### Extracted data entries
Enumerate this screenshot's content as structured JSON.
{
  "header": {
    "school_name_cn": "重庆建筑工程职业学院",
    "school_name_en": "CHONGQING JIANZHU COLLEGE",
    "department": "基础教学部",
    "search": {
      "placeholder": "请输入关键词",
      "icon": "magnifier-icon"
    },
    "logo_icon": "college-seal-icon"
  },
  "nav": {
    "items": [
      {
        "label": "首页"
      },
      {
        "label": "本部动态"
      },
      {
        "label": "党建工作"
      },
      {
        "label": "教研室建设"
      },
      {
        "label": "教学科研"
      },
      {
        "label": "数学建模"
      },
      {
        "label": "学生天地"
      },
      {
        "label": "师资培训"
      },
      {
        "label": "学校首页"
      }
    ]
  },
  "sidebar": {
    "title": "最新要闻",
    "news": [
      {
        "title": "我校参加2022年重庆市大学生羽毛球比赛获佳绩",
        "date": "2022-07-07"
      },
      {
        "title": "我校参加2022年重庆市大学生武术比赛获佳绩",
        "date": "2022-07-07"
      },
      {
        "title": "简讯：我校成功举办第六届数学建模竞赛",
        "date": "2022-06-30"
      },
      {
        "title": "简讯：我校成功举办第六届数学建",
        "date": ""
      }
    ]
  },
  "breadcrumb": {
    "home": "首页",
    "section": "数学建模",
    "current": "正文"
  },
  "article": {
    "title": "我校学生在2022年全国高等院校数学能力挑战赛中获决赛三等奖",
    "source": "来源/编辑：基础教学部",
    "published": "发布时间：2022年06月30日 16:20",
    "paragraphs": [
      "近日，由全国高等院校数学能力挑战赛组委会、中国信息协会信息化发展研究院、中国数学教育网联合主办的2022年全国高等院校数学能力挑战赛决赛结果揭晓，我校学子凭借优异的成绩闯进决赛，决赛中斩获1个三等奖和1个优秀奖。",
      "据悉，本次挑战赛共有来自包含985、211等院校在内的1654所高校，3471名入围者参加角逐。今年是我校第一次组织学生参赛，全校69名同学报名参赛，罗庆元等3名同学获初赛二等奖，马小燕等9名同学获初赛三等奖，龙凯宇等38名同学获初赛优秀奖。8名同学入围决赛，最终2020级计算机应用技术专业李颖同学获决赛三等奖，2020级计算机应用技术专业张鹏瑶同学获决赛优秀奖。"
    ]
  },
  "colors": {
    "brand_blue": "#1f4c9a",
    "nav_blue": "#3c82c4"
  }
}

### Exercise description
Set down the entries above again, word for word.

### Correct answer
Enumerate this screenshot's content as structured JSON.
{
  "header": {
    "school_name_cn": "重庆建筑工程职业学院",
    "school_name_en": "CHONGQING JIANZHU COLLEGE",
    "department": "基础教学部",
    "search": {
      "placeholder": "请输入关键词",
      "icon": "magnifier-icon"
    },
    "logo_icon": "college-seal-icon"
  },
  "nav": {
    "items": [
      {
        "label": "首页"
      },
      {
        "label": "本部动态"
      },
      {
        "label": "党建工作"
      },
      {
        "label": "教研室建设"
      },
      {
        "label": "教学科研"
      },
      {
        "label": "数学建模"
      },
      {
        "label": "学生天地"
      },
      {
        "label": "师资培训"
      },
      {
        "label": "学校首页"
      }
    ]
  },
  "sidebar": {
    "title": "最新要闻",
    "news": [
      {
        "title": "我校参加2022年重庆市大学生羽毛球比赛获佳绩",
        "date": "2022-07-07"
      },
      {
        "title": "我校参加2022年重庆市大学生武术比赛获佳绩",
        "date": "2022-07-07"
      },
      {
        "title": "简讯：我校成功举办第六届数学建模竞赛",
        "date": "2022-06-30"
      },
      {
        "title": "简讯：我校成功举办第六届数学建",
        "date": ""
      }
    ]
  },
  "breadcrumb": {
    "home": "首页",
    "section": "数学建模",
    "current": "正文"
  },
  "article": {
    "title": "我校学生在2022年全国高等院校数学能力挑战赛中获决赛三等奖",
    "source": "来源/编辑：基础教学部",
    "published": "发布时间：2022年06月30日 16:20",
    "paragraphs": [
      "近日，由全国高等院校数学能力挑战赛组委会、中国信息协会信息化发展研究院、中国数学教育网联合主办的2022年全国高等院校数学能力挑战赛决赛结果揭晓，我校学子凭借优异的成绩闯进决赛，决赛中斩获1个三等奖和1个优秀奖。",
      "据悉，本次挑战赛共有来自包含985、211等院校在内的1654所高校，3471名入围者参加角逐。今年是我校第一次组织学生参赛，全校69名同学报名参赛，罗庆元等3名同学获初赛二等奖，马小燕等9名同学获初赛三等奖，龙凯宇等38名同学获初赛优秀奖。8名同学入围决赛，最终2020级计算机应用技术专业李颖同学获决赛三等奖，2020级计算机应用技术专业张鹏瑶同学获决赛优秀奖。"
    ]
  },
  "colors": {
    "brand_blue": "#1f4c9a",
    "nav_blue": "#3c82c4"
  }
}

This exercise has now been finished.